[Start Material shown]
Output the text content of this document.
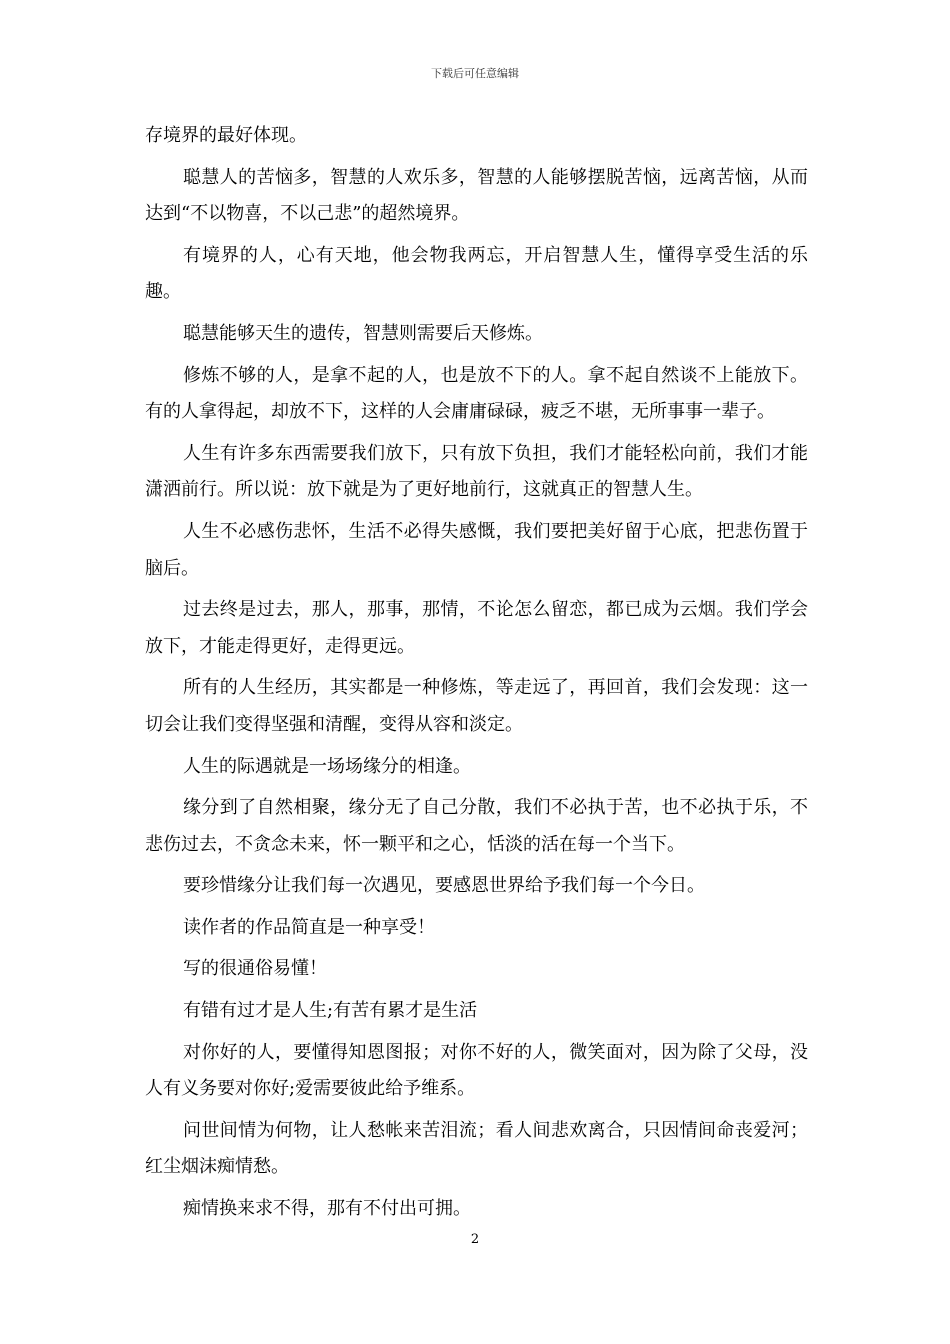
下载后可任意编辑

存境界的最好体现。

聪慧人的苦恼多，智慧的人欢乐多，智慧的人能够摆脱苦恼，远离苦恼，从而达到“不以物喜，不以己悲”的超然境界。

有境界的人，心有天地，他会物我两忘，开启智慧人生，懂得享受生活的乐趣。

聪慧能够天生的遗传，智慧则需要后天修炼。

修炼不够的人，是拿不起的人，也是放不下的人。拿不起自然谈不上能放下。有的人拿得起，却放不下，这样的人会庸庸碌碌，疲乏不堪，无所事事一辈子。

人生有许多东西需要我们放下，只有放下负担，我们才能轻松向前，我们才能潇洒前行。所以说：放下就是为了更好地前行，这就真正的智慧人生。

人生不必感伤悲怀，生活不必得失感慨，我们要把美好留于心底，把悲伤置于脑后。

过去终是过去，那人，那事，那情，不论怎么留恋，都已成为云烟。我们学会放下，才能走得更好，走得更远。

所有的人生经历，其实都是一种修炼，等走远了，再回首，我们会发现：这一切会让我们变得坚强和清醒，变得从容和淡定。

人生的际遇就是一场场缘分的相逢。

缘分到了自然相聚，缘分无了自己分散，我们不必执于苦，也不必执于乐，不悲伤过去，不贪念未来，怀一颗平和之心，恬淡的活在每一个当下。

要珍惜缘分让我们每一次遇见，要感恩世界给予我们每一个今日。

读作者的作品简直是一种享受！

写的很通俗易懂！

有错有过才是人生;有苦有累才是生活

对你好的人，要懂得知恩图报；对你不好的人，微笑面对，因为除了父母，没人有义务要对你好;爱需要彼此给予维系。

问世间情为何物，让人愁帐来苦泪流；看人间悲欢离合，只因情间命丧爱河；红尘烟沫痴情愁。

痴情换来求不得，那有不付出可拥。

2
[End Material shown]
§ **What this task involves**
Write out every line above exactly as it is, leaving out the pictures.

§ **Solution to this exercise**
Output the text content of this document.
下载后可任意编辑

存境界的最好体现。

聪慧人的苦恼多，智慧的人欢乐多，智慧的人能够摆脱苦恼，远离苦恼，从而达到“不以物喜，不以己悲”的超然境界。

有境界的人，心有天地，他会物我两忘，开启智慧人生，懂得享受生活的乐趣。

聪慧能够天生的遗传，智慧则需要后天修炼。

修炼不够的人，是拿不起的人，也是放不下的人。拿不起自然谈不上能放下。有的人拿得起，却放不下，这样的人会庸庸碌碌，疲乏不堪，无所事事一辈子。

人生有许多东西需要我们放下，只有放下负担，我们才能轻松向前，我们才能潇洒前行。所以说：放下就是为了更好地前行，这就真正的智慧人生。

人生不必感伤悲怀，生活不必得失感慨，我们要把美好留于心底，把悲伤置于脑后。

过去终是过去，那人，那事，那情，不论怎么留恋，都已成为云烟。我们学会放下，才能走得更好，走得更远。

所有的人生经历，其实都是一种修炼，等走远了，再回首，我们会发现：这一切会让我们变得坚强和清醒，变得从容和淡定。

人生的际遇就是一场场缘分的相逢。

缘分到了自然相聚，缘分无了自己分散，我们不必执于苦，也不必执于乐，不悲伤过去，不贪念未来，怀一颗平和之心，恬淡的活在每一个当下。

要珍惜缘分让我们每一次遇见，要感恩世界给予我们每一个今日。

读作者的作品简直是一种享受！

写的很通俗易懂！

有错有过才是人生;有苦有累才是生活

对你好的人，要懂得知恩图报；对你不好的人，微笑面对，因为除了父母，没人有义务要对你好;爱需要彼此给予维系。

问世间情为何物，让人愁帐来苦泪流；看人间悲欢离合，只因情间命丧爱河；红尘烟沫痴情愁。

痴情换来求不得，那有不付出可拥。

2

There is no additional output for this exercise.